── DATASET ENTRIES ──

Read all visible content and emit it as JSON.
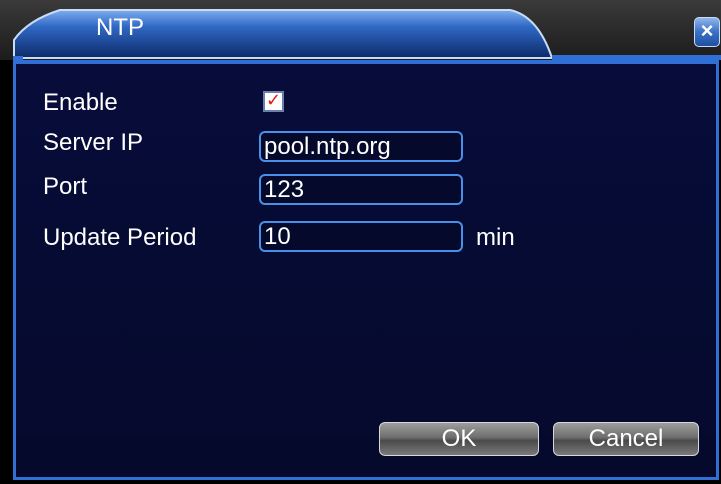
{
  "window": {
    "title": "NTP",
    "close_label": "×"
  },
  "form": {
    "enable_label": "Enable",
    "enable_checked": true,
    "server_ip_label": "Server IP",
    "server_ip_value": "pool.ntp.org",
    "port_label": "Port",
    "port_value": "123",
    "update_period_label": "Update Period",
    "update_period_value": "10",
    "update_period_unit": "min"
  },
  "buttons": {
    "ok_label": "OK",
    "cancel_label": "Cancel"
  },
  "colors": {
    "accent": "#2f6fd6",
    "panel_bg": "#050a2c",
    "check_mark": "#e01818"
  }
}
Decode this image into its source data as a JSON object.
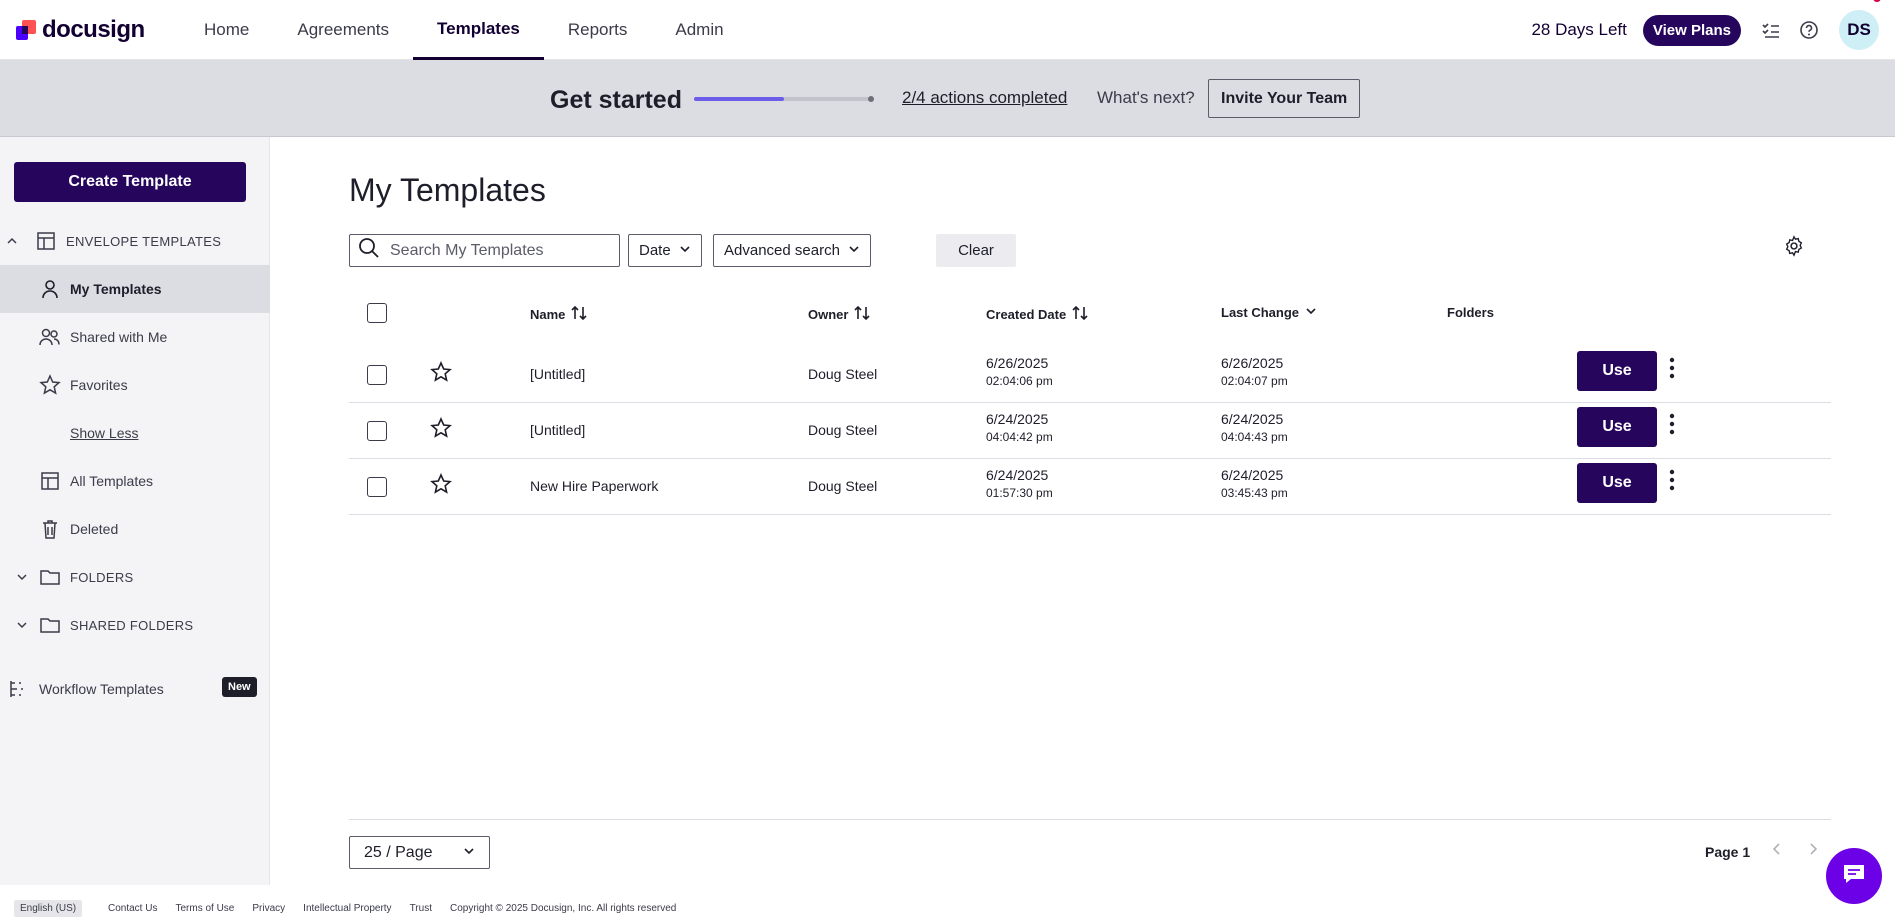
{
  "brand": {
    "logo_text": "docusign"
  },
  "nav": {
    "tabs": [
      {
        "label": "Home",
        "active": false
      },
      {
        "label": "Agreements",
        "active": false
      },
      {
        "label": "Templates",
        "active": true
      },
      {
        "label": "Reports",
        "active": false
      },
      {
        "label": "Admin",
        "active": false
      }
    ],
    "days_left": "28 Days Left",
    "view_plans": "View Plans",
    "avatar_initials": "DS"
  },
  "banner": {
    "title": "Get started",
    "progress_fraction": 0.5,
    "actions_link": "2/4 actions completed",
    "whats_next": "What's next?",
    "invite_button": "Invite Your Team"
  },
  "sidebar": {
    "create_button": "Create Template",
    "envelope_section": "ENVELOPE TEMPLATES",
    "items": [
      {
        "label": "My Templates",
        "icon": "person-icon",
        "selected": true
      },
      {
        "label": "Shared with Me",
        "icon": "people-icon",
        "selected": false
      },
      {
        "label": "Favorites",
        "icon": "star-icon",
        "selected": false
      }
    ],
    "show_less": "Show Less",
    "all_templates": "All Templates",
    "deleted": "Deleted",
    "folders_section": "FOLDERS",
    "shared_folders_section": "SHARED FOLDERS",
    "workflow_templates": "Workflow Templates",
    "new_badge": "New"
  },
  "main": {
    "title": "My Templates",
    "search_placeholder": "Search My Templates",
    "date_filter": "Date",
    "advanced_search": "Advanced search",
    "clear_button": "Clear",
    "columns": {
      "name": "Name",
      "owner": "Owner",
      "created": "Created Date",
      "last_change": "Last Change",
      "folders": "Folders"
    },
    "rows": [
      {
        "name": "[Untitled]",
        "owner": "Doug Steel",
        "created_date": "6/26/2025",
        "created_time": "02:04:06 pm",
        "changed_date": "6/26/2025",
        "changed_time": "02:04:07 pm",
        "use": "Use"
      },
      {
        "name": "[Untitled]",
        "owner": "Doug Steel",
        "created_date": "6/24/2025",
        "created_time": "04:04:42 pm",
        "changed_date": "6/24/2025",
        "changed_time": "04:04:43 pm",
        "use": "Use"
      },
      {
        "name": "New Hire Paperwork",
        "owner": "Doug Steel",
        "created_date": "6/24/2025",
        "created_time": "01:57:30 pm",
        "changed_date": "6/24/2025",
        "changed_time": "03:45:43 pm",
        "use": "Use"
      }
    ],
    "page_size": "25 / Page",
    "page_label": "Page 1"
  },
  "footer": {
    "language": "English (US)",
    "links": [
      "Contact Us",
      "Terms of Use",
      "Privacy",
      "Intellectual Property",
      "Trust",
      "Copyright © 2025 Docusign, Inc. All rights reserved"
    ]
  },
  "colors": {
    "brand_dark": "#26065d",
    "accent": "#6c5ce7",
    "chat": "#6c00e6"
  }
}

───
── DATASET ENTRIES ──

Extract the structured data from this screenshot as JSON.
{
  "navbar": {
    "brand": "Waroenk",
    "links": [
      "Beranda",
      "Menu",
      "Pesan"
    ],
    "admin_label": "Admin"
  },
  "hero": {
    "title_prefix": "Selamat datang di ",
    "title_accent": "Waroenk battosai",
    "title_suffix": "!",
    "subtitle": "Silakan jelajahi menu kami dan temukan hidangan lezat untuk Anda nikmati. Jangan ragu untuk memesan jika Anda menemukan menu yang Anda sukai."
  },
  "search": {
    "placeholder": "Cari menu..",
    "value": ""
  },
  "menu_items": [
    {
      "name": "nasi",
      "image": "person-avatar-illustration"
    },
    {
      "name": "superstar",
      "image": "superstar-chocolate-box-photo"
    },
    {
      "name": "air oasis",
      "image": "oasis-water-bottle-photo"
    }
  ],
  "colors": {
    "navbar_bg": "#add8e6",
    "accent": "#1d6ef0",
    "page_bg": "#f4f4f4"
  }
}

───

TASK DIRECTIONS: Read through the entries and copy every line that includes "true".

RIGHT ANSWER:
    "enable_checked": true,
        "active": true
        "selected": true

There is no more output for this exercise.